**Written exercise:**
Report, word for word, every line of the material that contains "including".

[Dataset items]
-=-=-=-=-

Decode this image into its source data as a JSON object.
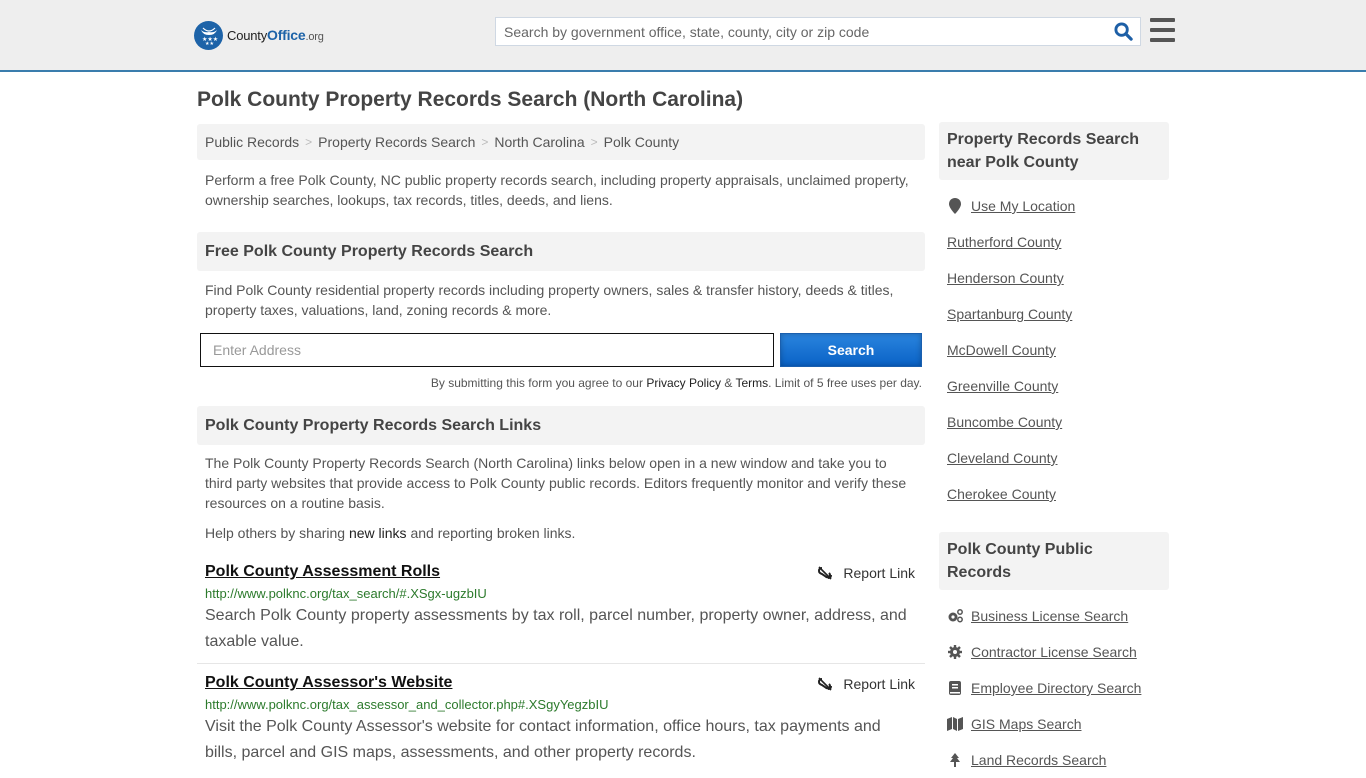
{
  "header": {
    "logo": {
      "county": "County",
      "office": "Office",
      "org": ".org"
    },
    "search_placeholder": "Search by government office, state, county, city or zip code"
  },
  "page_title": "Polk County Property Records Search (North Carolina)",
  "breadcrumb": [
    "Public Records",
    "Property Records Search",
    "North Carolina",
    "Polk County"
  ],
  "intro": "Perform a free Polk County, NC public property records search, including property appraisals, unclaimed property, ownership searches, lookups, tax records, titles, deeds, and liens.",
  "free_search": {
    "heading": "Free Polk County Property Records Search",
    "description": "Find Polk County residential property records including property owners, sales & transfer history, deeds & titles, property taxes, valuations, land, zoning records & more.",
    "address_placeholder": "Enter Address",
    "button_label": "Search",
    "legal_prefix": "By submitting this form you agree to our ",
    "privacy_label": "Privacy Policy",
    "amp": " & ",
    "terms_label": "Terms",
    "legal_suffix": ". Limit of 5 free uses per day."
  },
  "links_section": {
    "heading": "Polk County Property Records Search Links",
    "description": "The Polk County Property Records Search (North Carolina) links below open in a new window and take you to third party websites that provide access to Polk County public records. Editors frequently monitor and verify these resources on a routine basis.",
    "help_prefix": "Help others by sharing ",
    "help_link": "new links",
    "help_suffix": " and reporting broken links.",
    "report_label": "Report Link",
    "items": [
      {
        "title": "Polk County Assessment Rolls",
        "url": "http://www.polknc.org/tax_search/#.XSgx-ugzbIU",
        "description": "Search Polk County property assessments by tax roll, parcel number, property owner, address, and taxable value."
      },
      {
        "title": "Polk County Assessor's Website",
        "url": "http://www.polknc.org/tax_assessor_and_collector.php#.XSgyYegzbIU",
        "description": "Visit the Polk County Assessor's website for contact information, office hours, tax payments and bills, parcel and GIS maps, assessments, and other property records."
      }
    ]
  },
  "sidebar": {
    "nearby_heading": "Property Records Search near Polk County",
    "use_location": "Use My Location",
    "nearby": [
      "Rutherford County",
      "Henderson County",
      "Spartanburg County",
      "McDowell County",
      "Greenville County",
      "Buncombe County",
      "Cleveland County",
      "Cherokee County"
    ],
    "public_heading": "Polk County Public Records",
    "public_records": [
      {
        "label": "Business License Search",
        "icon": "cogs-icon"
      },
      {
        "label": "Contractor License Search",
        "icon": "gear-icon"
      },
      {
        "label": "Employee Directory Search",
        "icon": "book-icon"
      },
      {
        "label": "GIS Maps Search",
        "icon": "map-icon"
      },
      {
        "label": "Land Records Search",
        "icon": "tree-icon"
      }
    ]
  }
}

-=-=-=-=-

**Response to the exercise:**
  "intro": "Perform a free Polk County, NC public property records search, including property appraisals, unclaimed property, ownership searches, lookups, tax records, titles, deeds, and liens.",
    "description": "Find Polk County residential property records including property owners, sales & transfer history, deeds & titles, property taxes, valuations, land, zoning records & more.",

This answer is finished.